→ **Objective**: Show each line from the listing that includes the word "refer".

→ **Items**:
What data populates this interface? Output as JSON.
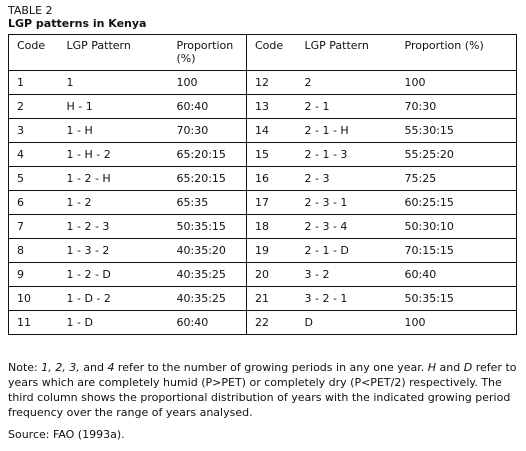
{
  "header": {
    "label": "TABLE 2",
    "title": "LGP patterns in Kenya"
  },
  "table": {
    "columns": [
      "Code",
      "LGP Pattern",
      "Proportion (%)",
      "Code",
      "LGP Pattern",
      "Proportion (%)"
    ],
    "rows": [
      [
        "1",
        "1",
        "100",
        "12",
        "2",
        "100"
      ],
      [
        "2",
        "H - 1",
        "60:40",
        "13",
        "2 - 1",
        "70:30"
      ],
      [
        "3",
        "1 - H",
        "70:30",
        "14",
        "2 - 1 - H",
        "55:30:15"
      ],
      [
        "4",
        "1 - H - 2",
        "65:20:15",
        "15",
        "2 - 1 - 3",
        "55:25:20"
      ],
      [
        "5",
        "1 - 2 - H",
        "65:20:15",
        "16",
        "2 - 3",
        "75:25"
      ],
      [
        "6",
        "1 - 2",
        "65:35",
        "17",
        "2 - 3 - 1",
        "60:25:15"
      ],
      [
        "7",
        "1 - 2 - 3",
        "50:35:15",
        "18",
        "2 - 3 - 4",
        "50:30:10"
      ],
      [
        "8",
        "1 - 3 - 2",
        "40:35:20",
        "19",
        "2 - 1 - D",
        "70:15:15"
      ],
      [
        "9",
        "1 - 2 - D",
        "40:35:25",
        "20",
        "3 - 2",
        "60:40"
      ],
      [
        "10",
        "1 - D - 2",
        "40:35:25",
        "21",
        "3 - 2 - 1",
        "50:35:15"
      ],
      [
        "11",
        "1 - D",
        "60:40",
        "22",
        "D",
        "100"
      ]
    ]
  },
  "note": [
    {
      "text": "Note: ",
      "italic": false
    },
    {
      "text": "1, 2, 3,",
      "italic": true
    },
    {
      "text": " and ",
      "italic": false
    },
    {
      "text": "4",
      "italic": true
    },
    {
      "text": " refer to the number of growing periods in any one year. ",
      "italic": false
    },
    {
      "text": "H",
      "italic": true
    },
    {
      "text": " and ",
      "italic": false
    },
    {
      "text": "D",
      "italic": true
    },
    {
      "text": " refer to years which are completely humid (P>PET) or completely dry (P<PET/2) respectively.  The third column shows the proportional distribution of years with the indicated growing period frequency over the range of years analysed.",
      "italic": false
    }
  ],
  "source": "Source: FAO (1993a)."
}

→ **The response**:
      "text": " refer to the number of growing periods in any one year. ",
      "text": " refer to years which are completely humid (P>PET) or completely dry (P<PET/2) respectively.  The third column shows the proportional distribution of years with the indicated growing period frequency over the range of years analysed.",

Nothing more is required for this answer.